● **Provided records**:
------------------------------

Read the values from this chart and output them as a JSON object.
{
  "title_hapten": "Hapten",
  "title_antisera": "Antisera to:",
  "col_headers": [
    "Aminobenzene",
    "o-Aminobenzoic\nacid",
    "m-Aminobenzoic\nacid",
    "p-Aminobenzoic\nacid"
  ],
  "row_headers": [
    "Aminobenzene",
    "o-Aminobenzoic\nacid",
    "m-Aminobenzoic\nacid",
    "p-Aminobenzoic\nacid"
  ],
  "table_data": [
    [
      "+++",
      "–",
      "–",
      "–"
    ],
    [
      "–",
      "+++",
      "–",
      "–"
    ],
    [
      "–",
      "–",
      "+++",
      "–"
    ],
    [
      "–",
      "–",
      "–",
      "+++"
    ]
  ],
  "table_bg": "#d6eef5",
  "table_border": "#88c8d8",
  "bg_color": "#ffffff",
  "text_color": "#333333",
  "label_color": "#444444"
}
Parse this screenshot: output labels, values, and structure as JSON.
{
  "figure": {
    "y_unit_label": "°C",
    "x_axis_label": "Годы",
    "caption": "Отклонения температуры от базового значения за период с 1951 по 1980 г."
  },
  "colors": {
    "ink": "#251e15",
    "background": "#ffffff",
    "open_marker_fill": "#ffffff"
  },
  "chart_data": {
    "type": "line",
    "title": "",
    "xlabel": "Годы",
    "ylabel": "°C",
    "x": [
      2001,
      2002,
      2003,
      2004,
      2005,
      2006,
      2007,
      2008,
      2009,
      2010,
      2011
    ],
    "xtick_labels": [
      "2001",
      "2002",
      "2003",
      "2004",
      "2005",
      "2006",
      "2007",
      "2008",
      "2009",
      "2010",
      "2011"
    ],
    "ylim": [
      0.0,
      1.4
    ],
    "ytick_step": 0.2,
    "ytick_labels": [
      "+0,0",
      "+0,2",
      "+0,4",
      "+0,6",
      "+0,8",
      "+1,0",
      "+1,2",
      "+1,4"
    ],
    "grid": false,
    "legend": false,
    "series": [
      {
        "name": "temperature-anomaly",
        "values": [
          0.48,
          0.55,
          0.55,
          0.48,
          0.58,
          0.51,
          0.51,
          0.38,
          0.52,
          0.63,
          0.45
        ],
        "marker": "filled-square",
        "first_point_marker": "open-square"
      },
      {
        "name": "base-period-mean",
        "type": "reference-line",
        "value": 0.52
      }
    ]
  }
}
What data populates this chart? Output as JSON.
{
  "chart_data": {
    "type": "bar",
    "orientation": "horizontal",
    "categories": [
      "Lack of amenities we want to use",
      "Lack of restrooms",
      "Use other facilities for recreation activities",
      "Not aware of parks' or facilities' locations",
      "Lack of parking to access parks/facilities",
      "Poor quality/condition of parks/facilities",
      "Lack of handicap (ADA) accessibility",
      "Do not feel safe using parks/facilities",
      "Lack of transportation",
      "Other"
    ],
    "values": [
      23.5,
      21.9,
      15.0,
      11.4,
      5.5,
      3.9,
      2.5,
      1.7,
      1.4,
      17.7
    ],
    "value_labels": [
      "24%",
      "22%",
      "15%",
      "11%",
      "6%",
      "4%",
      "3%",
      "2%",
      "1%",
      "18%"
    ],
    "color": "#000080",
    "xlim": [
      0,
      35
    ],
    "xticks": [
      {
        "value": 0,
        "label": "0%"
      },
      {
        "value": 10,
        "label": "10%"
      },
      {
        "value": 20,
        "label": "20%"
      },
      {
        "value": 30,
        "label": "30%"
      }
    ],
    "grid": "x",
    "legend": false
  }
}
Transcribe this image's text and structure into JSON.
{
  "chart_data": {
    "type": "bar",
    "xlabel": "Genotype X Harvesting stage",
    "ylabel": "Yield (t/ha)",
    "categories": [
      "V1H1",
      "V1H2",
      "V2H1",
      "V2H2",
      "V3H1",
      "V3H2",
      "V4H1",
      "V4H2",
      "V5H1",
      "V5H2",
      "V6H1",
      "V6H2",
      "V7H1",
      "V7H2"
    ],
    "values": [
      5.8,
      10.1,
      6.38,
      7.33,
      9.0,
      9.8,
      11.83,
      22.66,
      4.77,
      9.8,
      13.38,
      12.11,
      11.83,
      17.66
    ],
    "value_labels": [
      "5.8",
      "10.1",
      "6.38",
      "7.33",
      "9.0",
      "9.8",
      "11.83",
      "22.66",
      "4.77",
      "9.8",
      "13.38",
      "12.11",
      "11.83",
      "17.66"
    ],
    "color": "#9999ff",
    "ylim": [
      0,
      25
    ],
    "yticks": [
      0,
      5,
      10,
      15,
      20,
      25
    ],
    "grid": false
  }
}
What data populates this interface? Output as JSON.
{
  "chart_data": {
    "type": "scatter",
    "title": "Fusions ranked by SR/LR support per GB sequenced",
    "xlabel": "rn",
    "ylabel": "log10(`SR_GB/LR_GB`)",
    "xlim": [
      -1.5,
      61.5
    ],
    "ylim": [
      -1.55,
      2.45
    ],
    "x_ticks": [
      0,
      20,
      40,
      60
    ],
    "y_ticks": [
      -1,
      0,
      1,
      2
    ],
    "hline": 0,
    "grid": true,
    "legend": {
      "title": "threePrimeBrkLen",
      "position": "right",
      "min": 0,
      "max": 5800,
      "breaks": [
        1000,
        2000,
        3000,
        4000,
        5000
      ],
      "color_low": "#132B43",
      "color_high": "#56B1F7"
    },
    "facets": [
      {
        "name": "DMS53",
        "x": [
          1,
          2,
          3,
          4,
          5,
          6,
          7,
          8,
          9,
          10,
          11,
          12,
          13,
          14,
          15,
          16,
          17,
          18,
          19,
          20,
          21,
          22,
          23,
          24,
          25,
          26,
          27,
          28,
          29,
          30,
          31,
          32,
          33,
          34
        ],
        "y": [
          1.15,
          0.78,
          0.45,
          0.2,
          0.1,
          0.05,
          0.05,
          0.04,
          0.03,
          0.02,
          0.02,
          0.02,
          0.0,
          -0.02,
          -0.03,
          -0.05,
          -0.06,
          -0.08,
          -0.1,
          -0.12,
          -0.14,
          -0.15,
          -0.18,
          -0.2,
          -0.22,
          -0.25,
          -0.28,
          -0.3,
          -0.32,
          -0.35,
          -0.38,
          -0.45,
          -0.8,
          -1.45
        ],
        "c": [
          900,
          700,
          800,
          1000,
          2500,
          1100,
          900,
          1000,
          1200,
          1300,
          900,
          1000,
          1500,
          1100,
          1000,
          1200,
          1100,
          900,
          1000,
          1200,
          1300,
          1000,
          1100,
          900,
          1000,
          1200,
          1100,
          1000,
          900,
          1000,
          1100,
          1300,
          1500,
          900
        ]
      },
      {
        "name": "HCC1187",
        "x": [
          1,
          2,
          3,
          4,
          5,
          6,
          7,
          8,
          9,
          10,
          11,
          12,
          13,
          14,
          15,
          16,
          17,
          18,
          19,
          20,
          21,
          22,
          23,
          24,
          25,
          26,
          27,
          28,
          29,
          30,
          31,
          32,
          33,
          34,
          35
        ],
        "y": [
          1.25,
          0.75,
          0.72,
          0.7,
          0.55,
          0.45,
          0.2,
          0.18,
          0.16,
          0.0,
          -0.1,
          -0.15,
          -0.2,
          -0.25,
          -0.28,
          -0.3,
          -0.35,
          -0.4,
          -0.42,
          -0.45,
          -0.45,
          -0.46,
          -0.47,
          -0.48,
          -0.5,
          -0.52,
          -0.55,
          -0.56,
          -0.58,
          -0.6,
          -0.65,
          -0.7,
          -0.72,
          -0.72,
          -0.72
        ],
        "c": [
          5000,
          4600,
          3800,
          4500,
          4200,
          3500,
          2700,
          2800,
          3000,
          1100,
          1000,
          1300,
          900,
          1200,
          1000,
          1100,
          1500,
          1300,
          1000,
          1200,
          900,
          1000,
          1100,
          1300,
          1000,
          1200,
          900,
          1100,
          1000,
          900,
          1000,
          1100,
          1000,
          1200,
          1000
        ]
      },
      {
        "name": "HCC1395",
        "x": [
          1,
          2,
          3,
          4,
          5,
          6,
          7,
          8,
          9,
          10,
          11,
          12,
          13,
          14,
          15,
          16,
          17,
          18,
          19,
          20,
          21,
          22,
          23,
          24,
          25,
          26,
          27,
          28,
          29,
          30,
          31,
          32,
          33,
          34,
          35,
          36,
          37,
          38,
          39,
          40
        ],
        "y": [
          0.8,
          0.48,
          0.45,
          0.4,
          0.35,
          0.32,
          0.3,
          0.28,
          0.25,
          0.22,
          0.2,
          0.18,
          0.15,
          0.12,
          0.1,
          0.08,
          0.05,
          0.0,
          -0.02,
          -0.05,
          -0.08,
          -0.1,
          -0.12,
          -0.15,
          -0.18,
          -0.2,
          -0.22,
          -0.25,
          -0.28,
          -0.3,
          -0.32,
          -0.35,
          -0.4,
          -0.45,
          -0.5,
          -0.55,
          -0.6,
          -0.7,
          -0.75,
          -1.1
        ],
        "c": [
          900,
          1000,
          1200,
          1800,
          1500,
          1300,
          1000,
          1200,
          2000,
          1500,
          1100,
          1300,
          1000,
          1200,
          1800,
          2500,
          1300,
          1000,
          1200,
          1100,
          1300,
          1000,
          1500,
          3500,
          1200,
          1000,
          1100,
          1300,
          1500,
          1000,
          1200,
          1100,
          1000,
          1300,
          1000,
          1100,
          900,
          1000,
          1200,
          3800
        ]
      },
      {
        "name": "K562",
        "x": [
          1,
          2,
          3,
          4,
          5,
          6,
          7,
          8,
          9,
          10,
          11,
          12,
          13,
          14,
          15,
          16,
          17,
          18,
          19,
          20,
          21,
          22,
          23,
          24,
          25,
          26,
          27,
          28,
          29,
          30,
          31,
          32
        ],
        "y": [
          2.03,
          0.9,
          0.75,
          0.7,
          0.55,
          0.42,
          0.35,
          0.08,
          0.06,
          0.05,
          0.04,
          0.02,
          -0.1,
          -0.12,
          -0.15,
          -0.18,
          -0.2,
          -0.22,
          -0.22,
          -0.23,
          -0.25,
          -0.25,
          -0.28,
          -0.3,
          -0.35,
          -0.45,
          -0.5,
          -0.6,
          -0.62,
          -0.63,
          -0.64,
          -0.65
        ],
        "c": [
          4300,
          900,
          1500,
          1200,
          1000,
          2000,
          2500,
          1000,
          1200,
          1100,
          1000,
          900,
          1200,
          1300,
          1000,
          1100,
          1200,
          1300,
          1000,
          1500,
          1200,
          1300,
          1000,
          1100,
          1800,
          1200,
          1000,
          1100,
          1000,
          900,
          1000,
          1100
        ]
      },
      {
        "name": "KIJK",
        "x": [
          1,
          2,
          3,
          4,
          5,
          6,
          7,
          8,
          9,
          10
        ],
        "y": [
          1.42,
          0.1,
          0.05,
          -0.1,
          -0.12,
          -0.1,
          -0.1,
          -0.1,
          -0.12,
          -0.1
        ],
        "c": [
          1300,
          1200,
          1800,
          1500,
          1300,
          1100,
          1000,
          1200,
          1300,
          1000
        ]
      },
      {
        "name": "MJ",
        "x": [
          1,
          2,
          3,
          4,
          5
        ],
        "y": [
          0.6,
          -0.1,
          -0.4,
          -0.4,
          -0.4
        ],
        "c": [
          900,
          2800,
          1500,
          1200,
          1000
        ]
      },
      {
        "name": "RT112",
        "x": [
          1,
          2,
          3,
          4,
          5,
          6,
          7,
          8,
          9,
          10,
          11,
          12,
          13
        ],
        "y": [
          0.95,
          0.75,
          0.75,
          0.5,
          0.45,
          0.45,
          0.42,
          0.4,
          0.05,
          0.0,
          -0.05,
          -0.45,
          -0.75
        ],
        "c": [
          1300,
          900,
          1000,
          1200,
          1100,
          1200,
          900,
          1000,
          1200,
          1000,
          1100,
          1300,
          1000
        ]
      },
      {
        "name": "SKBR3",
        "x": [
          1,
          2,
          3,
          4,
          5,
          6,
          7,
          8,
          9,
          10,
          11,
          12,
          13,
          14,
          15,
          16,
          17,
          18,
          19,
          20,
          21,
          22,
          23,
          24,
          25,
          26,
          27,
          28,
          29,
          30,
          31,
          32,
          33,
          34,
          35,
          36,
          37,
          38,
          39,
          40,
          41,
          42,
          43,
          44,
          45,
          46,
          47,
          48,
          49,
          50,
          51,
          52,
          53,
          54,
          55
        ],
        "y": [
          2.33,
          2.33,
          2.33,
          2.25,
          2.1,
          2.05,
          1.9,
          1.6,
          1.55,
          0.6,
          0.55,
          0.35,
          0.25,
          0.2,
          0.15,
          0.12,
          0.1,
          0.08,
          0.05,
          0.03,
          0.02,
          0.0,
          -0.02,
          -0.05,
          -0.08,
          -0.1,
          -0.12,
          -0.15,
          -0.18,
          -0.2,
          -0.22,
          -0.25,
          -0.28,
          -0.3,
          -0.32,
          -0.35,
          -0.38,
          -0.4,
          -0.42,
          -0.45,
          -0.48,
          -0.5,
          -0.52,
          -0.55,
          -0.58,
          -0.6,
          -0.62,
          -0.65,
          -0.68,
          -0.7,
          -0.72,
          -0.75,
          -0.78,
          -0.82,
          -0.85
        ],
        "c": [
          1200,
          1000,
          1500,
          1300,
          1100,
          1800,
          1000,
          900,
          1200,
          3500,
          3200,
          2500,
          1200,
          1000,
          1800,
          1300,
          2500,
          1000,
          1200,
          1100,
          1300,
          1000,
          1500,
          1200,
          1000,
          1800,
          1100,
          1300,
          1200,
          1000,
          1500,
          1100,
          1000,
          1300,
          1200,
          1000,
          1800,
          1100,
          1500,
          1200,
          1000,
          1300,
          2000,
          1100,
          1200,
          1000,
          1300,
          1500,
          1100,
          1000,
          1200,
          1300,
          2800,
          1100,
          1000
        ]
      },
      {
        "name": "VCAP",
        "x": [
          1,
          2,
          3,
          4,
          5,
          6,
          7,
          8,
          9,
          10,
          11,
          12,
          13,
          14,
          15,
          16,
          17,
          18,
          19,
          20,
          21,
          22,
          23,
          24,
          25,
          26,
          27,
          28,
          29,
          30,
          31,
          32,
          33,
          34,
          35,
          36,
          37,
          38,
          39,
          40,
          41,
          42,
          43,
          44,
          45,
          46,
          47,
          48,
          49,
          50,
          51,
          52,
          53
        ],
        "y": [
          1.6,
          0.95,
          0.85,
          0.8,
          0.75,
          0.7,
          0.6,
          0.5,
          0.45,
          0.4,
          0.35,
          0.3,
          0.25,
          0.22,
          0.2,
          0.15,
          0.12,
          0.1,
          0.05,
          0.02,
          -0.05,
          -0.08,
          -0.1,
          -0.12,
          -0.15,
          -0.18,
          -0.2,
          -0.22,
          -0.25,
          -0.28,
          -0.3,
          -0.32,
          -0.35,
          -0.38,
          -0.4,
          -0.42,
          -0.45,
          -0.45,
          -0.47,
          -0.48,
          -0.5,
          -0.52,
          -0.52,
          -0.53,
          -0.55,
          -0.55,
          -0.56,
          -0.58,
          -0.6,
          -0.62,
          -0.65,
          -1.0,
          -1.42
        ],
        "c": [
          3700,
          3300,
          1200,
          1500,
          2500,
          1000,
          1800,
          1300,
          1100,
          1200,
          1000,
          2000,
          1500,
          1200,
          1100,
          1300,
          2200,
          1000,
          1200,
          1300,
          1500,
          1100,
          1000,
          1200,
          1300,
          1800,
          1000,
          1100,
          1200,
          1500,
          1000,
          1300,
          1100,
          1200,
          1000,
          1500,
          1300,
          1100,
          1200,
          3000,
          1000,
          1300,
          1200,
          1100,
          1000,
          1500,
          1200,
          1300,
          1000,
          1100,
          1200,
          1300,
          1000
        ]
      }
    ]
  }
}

------------------------------

● **Brief**: Find all lines holding the string "this" and copy them.

● **Full solution**:
Read the values from this chart and output them as a JSON object.
Parse this screenshot: output labels, values, and structure as JSON.
What data populates this chart? Output as JSON.
Transcribe this image's text and structure into JSON.
What data populates this interface? Output as JSON.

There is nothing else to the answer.